*TASK PROMPT*:
From the material below, list every line containing "Factor".

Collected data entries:
** start **
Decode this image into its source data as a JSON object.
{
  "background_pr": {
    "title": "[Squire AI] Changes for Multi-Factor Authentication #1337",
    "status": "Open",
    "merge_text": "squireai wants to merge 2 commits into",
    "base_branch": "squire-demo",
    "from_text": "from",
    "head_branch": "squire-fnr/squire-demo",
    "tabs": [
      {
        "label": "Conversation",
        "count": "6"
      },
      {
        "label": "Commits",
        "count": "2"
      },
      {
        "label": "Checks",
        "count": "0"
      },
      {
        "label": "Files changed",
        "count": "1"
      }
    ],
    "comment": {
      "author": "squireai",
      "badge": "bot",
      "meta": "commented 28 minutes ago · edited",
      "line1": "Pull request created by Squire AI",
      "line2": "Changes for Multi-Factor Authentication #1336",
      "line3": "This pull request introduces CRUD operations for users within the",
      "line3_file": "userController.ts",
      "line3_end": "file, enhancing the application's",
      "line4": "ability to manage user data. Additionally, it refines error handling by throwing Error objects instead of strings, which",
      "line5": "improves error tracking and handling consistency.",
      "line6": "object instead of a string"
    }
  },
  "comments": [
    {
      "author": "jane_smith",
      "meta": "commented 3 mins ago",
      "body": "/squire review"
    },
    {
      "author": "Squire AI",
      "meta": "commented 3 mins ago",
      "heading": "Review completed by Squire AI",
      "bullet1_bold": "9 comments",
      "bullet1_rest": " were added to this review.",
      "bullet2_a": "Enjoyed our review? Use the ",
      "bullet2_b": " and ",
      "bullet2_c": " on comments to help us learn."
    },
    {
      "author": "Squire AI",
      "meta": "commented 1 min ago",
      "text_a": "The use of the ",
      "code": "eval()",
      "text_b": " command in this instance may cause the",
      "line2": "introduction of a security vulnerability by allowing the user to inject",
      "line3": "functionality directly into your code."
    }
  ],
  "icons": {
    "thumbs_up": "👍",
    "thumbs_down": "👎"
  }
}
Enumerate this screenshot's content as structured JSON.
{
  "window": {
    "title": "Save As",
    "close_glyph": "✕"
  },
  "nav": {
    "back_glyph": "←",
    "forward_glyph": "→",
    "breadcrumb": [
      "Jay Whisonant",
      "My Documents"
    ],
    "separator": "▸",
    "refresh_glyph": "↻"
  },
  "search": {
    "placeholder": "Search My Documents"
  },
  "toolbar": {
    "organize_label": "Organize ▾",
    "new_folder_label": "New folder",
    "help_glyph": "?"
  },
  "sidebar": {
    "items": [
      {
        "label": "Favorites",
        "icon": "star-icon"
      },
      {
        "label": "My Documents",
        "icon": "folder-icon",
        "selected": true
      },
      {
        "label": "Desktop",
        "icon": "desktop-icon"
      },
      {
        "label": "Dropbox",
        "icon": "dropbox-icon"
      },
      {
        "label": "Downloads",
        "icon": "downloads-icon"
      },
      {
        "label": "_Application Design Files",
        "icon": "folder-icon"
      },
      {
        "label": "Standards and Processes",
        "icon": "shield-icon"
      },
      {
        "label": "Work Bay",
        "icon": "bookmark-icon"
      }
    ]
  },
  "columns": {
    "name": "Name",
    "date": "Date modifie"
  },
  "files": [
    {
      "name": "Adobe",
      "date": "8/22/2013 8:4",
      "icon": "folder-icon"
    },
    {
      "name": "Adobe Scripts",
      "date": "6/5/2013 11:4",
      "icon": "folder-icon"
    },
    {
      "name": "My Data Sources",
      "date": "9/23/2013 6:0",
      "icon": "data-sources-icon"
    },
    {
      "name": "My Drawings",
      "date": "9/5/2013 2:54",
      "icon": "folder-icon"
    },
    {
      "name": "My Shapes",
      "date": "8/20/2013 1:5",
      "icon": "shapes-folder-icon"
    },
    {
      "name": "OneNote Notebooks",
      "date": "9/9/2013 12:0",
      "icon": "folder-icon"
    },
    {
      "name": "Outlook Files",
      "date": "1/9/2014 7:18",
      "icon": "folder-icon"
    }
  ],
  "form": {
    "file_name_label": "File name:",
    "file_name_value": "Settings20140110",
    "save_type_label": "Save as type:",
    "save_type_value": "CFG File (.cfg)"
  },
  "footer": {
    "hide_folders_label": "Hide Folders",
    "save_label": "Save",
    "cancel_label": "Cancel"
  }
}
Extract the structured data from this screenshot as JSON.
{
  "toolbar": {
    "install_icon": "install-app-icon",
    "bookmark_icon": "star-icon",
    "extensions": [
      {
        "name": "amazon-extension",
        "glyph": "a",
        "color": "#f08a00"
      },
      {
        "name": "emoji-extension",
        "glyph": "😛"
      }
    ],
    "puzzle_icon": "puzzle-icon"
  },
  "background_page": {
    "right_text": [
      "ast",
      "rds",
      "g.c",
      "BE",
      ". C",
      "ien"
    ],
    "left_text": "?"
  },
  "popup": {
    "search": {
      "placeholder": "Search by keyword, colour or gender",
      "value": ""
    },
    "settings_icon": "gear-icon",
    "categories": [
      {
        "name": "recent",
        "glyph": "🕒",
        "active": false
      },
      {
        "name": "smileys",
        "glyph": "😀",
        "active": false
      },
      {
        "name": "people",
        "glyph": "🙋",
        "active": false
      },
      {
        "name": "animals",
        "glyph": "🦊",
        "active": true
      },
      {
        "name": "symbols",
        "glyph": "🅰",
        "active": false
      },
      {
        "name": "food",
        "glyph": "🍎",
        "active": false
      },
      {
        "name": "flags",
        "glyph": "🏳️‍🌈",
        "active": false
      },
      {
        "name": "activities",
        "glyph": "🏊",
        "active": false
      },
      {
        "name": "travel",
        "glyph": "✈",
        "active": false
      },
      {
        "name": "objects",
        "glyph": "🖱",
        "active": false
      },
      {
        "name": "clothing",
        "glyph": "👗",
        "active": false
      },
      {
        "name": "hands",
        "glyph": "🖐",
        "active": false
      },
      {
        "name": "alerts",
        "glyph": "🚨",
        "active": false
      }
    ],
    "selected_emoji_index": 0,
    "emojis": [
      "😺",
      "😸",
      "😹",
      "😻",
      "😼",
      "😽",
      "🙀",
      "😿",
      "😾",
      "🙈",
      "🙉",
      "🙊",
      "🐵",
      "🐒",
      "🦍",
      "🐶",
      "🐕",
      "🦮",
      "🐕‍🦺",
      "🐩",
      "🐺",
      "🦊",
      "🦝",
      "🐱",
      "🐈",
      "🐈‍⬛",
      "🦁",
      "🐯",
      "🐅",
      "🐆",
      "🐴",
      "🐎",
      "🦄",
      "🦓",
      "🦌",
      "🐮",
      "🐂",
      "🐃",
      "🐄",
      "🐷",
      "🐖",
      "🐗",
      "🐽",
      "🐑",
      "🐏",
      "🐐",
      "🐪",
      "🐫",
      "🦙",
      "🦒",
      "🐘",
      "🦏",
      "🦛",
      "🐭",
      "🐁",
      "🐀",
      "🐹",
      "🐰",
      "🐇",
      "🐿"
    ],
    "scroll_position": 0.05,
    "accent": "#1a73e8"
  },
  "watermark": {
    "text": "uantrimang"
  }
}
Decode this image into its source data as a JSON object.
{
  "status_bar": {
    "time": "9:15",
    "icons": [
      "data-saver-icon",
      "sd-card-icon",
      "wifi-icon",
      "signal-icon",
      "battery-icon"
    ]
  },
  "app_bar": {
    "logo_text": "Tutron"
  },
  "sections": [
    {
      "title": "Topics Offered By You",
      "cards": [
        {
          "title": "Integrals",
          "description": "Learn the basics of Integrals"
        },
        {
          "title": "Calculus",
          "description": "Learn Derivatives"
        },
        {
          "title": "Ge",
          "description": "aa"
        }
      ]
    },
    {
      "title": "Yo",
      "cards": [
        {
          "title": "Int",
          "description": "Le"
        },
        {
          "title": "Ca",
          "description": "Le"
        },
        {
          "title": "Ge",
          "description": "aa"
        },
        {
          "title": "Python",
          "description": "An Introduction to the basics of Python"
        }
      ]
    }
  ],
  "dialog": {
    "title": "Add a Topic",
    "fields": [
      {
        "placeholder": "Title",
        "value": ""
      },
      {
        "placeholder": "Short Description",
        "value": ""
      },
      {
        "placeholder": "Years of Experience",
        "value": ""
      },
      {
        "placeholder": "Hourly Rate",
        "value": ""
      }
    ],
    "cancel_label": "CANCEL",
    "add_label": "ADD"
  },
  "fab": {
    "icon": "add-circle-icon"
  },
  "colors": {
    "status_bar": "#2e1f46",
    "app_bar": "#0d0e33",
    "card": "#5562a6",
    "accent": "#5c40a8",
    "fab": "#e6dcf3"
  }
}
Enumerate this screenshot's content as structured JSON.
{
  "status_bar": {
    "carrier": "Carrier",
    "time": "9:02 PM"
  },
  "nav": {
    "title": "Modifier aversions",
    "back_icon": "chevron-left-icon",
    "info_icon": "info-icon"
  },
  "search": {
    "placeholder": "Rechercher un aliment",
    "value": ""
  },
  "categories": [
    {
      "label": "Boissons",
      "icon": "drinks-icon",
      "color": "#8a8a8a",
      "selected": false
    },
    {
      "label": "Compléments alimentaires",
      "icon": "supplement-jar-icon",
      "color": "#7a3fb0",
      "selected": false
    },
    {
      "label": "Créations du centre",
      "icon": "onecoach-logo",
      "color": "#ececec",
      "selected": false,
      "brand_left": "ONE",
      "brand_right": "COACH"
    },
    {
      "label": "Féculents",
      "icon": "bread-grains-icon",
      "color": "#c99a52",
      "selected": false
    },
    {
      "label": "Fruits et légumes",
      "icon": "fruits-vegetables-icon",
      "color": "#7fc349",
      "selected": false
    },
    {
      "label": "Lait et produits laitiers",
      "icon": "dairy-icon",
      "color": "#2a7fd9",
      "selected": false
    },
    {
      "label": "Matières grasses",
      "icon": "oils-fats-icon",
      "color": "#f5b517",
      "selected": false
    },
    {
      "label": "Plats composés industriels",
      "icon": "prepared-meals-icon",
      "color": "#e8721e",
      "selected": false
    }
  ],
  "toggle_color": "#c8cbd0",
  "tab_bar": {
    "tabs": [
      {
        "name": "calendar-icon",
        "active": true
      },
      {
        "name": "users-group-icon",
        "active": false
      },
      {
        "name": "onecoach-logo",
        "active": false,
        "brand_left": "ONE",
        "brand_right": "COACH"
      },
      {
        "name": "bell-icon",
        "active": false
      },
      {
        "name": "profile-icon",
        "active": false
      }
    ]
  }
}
** end **
*SOLVED EXERCISE*:
    "title": "[Squire AI] Changes for Multi-Factor Authentication #1337",
      "line2": "Changes for Multi-Factor Authentication #1336",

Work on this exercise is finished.